> **AIM**:
Retype every entry word for word.

> **DATA IN THIS EXERCISE**:

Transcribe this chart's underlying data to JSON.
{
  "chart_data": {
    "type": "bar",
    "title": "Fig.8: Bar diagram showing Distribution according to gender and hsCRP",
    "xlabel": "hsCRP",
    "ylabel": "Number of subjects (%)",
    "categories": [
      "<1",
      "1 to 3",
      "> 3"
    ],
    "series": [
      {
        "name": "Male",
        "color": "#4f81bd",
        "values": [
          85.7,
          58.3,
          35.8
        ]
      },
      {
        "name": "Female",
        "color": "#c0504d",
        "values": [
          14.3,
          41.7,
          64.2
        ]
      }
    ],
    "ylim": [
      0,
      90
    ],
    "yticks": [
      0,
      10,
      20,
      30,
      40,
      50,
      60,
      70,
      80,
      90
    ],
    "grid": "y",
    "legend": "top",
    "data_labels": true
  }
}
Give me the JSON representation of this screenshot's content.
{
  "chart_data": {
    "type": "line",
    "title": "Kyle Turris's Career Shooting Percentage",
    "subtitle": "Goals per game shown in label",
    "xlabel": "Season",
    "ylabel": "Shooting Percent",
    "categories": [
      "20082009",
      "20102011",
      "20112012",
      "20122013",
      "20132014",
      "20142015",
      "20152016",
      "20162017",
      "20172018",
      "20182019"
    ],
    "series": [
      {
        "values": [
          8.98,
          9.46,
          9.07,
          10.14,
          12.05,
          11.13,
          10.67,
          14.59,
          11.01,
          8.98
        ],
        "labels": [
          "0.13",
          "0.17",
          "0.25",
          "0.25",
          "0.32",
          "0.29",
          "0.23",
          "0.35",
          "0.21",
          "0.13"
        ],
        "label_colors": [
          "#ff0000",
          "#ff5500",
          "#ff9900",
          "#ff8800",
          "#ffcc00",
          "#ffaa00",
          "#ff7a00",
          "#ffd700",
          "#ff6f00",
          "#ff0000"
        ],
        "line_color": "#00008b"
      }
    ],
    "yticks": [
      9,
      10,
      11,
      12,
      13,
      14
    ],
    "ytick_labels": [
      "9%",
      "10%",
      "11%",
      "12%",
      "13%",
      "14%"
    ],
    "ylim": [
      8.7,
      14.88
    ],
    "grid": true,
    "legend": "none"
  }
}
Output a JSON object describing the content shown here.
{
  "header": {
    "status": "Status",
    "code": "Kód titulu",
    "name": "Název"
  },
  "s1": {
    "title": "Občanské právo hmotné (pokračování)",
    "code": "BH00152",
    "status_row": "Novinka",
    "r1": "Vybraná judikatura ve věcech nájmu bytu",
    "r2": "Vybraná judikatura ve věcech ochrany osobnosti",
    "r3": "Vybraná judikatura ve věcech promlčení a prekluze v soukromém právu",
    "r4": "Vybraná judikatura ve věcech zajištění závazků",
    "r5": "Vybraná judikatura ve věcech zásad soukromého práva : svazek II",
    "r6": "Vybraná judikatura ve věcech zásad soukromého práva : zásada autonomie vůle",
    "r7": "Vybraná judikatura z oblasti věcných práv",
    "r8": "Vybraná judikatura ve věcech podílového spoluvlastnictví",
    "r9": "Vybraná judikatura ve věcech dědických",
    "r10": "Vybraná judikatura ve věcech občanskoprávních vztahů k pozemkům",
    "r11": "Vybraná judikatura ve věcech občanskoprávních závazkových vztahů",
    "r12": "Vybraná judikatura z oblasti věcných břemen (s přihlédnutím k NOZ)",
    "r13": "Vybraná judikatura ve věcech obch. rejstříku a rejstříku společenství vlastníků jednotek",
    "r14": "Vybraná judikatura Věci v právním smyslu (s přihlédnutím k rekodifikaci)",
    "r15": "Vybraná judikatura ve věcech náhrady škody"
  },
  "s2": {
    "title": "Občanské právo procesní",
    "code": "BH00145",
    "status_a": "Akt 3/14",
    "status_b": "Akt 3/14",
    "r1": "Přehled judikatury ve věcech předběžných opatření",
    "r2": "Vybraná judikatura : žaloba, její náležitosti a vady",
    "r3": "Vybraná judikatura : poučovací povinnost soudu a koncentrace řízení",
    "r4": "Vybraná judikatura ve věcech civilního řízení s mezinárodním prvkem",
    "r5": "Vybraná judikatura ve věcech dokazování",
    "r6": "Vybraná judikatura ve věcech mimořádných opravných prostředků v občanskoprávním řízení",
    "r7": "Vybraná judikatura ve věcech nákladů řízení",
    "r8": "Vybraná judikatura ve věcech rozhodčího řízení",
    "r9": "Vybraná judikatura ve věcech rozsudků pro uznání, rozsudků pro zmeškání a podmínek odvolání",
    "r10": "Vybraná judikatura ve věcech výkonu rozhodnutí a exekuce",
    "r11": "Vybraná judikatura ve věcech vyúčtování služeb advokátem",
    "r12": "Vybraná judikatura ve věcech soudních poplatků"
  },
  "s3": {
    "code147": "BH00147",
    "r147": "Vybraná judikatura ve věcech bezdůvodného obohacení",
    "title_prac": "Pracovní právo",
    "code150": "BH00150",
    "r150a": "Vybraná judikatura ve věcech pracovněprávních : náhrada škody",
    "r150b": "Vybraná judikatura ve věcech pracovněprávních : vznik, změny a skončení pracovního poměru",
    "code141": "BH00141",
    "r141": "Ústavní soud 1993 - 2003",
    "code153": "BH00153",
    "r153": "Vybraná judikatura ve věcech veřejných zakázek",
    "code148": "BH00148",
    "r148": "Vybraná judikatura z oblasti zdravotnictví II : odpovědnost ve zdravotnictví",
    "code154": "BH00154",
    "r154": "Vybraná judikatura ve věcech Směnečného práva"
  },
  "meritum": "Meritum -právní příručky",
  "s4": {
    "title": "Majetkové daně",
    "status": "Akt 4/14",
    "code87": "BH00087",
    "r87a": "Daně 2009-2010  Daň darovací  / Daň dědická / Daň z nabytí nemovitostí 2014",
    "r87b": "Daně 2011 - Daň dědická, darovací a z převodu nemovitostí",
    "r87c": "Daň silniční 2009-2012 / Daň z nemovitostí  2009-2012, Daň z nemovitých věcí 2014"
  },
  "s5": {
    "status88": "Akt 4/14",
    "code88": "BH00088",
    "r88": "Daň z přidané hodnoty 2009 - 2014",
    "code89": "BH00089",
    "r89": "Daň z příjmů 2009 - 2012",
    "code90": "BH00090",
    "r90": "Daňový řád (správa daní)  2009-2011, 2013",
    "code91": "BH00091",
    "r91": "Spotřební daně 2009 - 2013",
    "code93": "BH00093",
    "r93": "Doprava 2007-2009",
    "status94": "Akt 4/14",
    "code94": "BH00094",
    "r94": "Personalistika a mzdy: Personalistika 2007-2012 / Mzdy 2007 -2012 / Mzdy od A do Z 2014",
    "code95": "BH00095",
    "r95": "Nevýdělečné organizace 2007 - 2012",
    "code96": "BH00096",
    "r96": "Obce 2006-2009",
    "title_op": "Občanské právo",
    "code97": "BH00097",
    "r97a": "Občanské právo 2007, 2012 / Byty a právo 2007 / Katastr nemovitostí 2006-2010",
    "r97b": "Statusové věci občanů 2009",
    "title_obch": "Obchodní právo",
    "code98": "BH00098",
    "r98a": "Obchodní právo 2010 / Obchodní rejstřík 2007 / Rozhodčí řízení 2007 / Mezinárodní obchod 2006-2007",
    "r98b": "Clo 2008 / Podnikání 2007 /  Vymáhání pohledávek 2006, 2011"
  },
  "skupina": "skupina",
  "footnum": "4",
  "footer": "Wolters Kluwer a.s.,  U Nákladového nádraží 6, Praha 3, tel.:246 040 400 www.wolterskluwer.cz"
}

> **ANSWER FOR THIS EXERCISE**:
Transcribe this chart's underlying data to JSON.
{
  "chart_data": {
    "type": "bar",
    "title": "Fig.8: Bar diagram showing Distribution according to gender and hsCRP",
    "xlabel": "hsCRP",
    "ylabel": "Number of subjects (%)",
    "categories": [
      "<1",
      "1 to 3",
      "> 3"
    ],
    "series": [
      {
        "name": "Male",
        "color": "#4f81bd",
        "values": [
          85.7,
          58.3,
          35.8
        ]
      },
      {
        "name": "Female",
        "color": "#c0504d",
        "values": [
          14.3,
          41.7,
          64.2
        ]
      }
    ],
    "ylim": [
      0,
      90
    ],
    "yticks": [
      0,
      10,
      20,
      30,
      40,
      50,
      60,
      70,
      80,
      90
    ],
    "grid": "y",
    "legend": "top",
    "data_labels": true
  }
}
Give me the JSON representation of this screenshot's content.
{
  "chart_data": {
    "type": "line",
    "title": "Kyle Turris's Career Shooting Percentage",
    "subtitle": "Goals per game shown in label",
    "xlabel": "Season",
    "ylabel": "Shooting Percent",
    "categories": [
      "20082009",
      "20102011",
      "20112012",
      "20122013",
      "20132014",
      "20142015",
      "20152016",
      "20162017",
      "20172018",
      "20182019"
    ],
    "series": [
      {
        "values": [
          8.98,
          9.46,
          9.07,
          10.14,
          12.05,
          11.13,
          10.67,
          14.59,
          11.01,
          8.98
        ],
        "labels": [
          "0.13",
          "0.17",
          "0.25",
          "0.25",
          "0.32",
          "0.29",
          "0.23",
          "0.35",
          "0.21",
          "0.13"
        ],
        "label_colors": [
          "#ff0000",
          "#ff5500",
          "#ff9900",
          "#ff8800",
          "#ffcc00",
          "#ffaa00",
          "#ff7a00",
          "#ffd700",
          "#ff6f00",
          "#ff0000"
        ],
        "line_color": "#00008b"
      }
    ],
    "yticks": [
      9,
      10,
      11,
      12,
      13,
      14
    ],
    "ytick_labels": [
      "9%",
      "10%",
      "11%",
      "12%",
      "13%",
      "14%"
    ],
    "ylim": [
      8.7,
      14.88
    ],
    "grid": true,
    "legend": "none"
  }
}
Output a JSON object describing the content shown here.
{
  "header": {
    "status": "Status",
    "code": "Kód titulu",
    "name": "Název"
  },
  "s1": {
    "title": "Občanské právo hmotné (pokračování)",
    "code": "BH00152",
    "status_row": "Novinka",
    "r1": "Vybraná judikatura ve věcech nájmu bytu",
    "r2": "Vybraná judikatura ve věcech ochrany osobnosti",
    "r3": "Vybraná judikatura ve věcech promlčení a prekluze v soukromém právu",
    "r4": "Vybraná judikatura ve věcech zajištění závazků",
    "r5": "Vybraná judikatura ve věcech zásad soukromého práva : svazek II",
    "r6": "Vybraná judikatura ve věcech zásad soukromého práva : zásada autonomie vůle",
    "r7": "Vybraná judikatura z oblasti věcných práv",
    "r8": "Vybraná judikatura ve věcech podílového spoluvlastnictví",
    "r9": "Vybraná judikatura ve věcech dědických",
    "r10": "Vybraná judikatura ve věcech občanskoprávních vztahů k pozemkům",
    "r11": "Vybraná judikatura ve věcech občanskoprávních závazkových vztahů",
    "r12": "Vybraná judikatura z oblasti věcných břemen (s přihlédnutím k NOZ)",
    "r13": "Vybraná judikatura ve věcech obch. rejstříku a rejstříku společenství vlastníků jednotek",
    "r14": "Vybraná judikatura Věci v právním smyslu (s přihlédnutím k rekodifikaci)",
    "r15": "Vybraná judikatura ve věcech náhrady škody"
  },
  "s2": {
    "title": "Občanské právo procesní",
    "code": "BH00145",
    "status_a": "Akt 3/14",
    "status_b": "Akt 3/14",
    "r1": "Přehled judikatury ve věcech předběžných opatření",
    "r2": "Vybraná judikatura : žaloba, její náležitosti a vady",
    "r3": "Vybraná judikatura : poučovací povinnost soudu a koncentrace řízení",
    "r4": "Vybraná judikatura ve věcech civilního řízení s mezinárodním prvkem",
    "r5": "Vybraná judikatura ve věcech dokazování",
    "r6": "Vybraná judikatura ve věcech mimořádných opravných prostředků v občanskoprávním řízení",
    "r7": "Vybraná judikatura ve věcech nákladů řízení",
    "r8": "Vybraná judikatura ve věcech rozhodčího řízení",
    "r9": "Vybraná judikatura ve věcech rozsudků pro uznání, rozsudků pro zmeškání a podmínek odvolání",
    "r10": "Vybraná judikatura ve věcech výkonu rozhodnutí a exekuce",
    "r11": "Vybraná judikatura ve věcech vyúčtování služeb advokátem",
    "r12": "Vybraná judikatura ve věcech soudních poplatků"
  },
  "s3": {
    "code147": "BH00147",
    "r147": "Vybraná judikatura ve věcech bezdůvodného obohacení",
    "title_prac": "Pracovní právo",
    "code150": "BH00150",
    "r150a": "Vybraná judikatura ve věcech pracovněprávních : náhrada škody",
    "r150b": "Vybraná judikatura ve věcech pracovněprávních : vznik, změny a skončení pracovního poměru",
    "code141": "BH00141",
    "r141": "Ústavní soud 1993 - 2003",
    "code153": "BH00153",
    "r153": "Vybraná judikatura ve věcech veřejných zakázek",
    "code148": "BH00148",
    "r148": "Vybraná judikatura z oblasti zdravotnictví II : odpovědnost ve zdravotnictví",
    "code154": "BH00154",
    "r154": "Vybraná judikatura ve věcech Směnečného práva"
  },
  "meritum": "Meritum -právní příručky",
  "s4": {
    "title": "Majetkové daně",
    "status": "Akt 4/14",
    "code87": "BH00087",
    "r87a": "Daně 2009-2010  Daň darovací  / Daň dědická / Daň z nabytí nemovitostí 2014",
    "r87b": "Daně 2011 - Daň dědická, darovací a z převodu nemovitostí",
    "r87c": "Daň silniční 2009-2012 / Daň z nemovitostí  2009-2012, Daň z nemovitých věcí 2014"
  },
  "s5": {
    "status88": "Akt 4/14",
    "code88": "BH00088",
    "r88": "Daň z přidané hodnoty 2009 - 2014",
    "code89": "BH00089",
    "r89": "Daň z příjmů 2009 - 2012",
    "code90": "BH00090",
    "r90": "Daňový řád (správa daní)  2009-2011, 2013",
    "code91": "BH00091",
    "r91": "Spotřební daně 2009 - 2013",
    "code93": "BH00093",
    "r93": "Doprava 2007-2009",
    "status94": "Akt 4/14",
    "code94": "BH00094",
    "r94": "Personalistika a mzdy: Personalistika 2007-2012 / Mzdy 2007 -2012 / Mzdy od A do Z 2014",
    "code95": "BH00095",
    "r95": "Nevýdělečné organizace 2007 - 2012",
    "code96": "BH00096",
    "r96": "Obce 2006-2009",
    "title_op": "Občanské právo",
    "code97": "BH00097",
    "r97a": "Občanské právo 2007, 2012 / Byty a právo 2007 / Katastr nemovitostí 2006-2010",
    "r97b": "Statusové věci občanů 2009",
    "title_obch": "Obchodní právo",
    "code98": "BH00098",
    "r98a": "Obchodní právo 2010 / Obchodní rejstřík 2007 / Rozhodčí řízení 2007 / Mezinárodní obchod 2006-2007",
    "r98b": "Clo 2008 / Podnikání 2007 /  Vymáhání pohledávek 2006, 2011"
  },
  "skupina": "skupina",
  "footnum": "4",
  "footer": "Wolters Kluwer a.s.,  U Nákladového nádraží 6, Praha 3, tel.:246 040 400 www.wolterskluwer.cz"
}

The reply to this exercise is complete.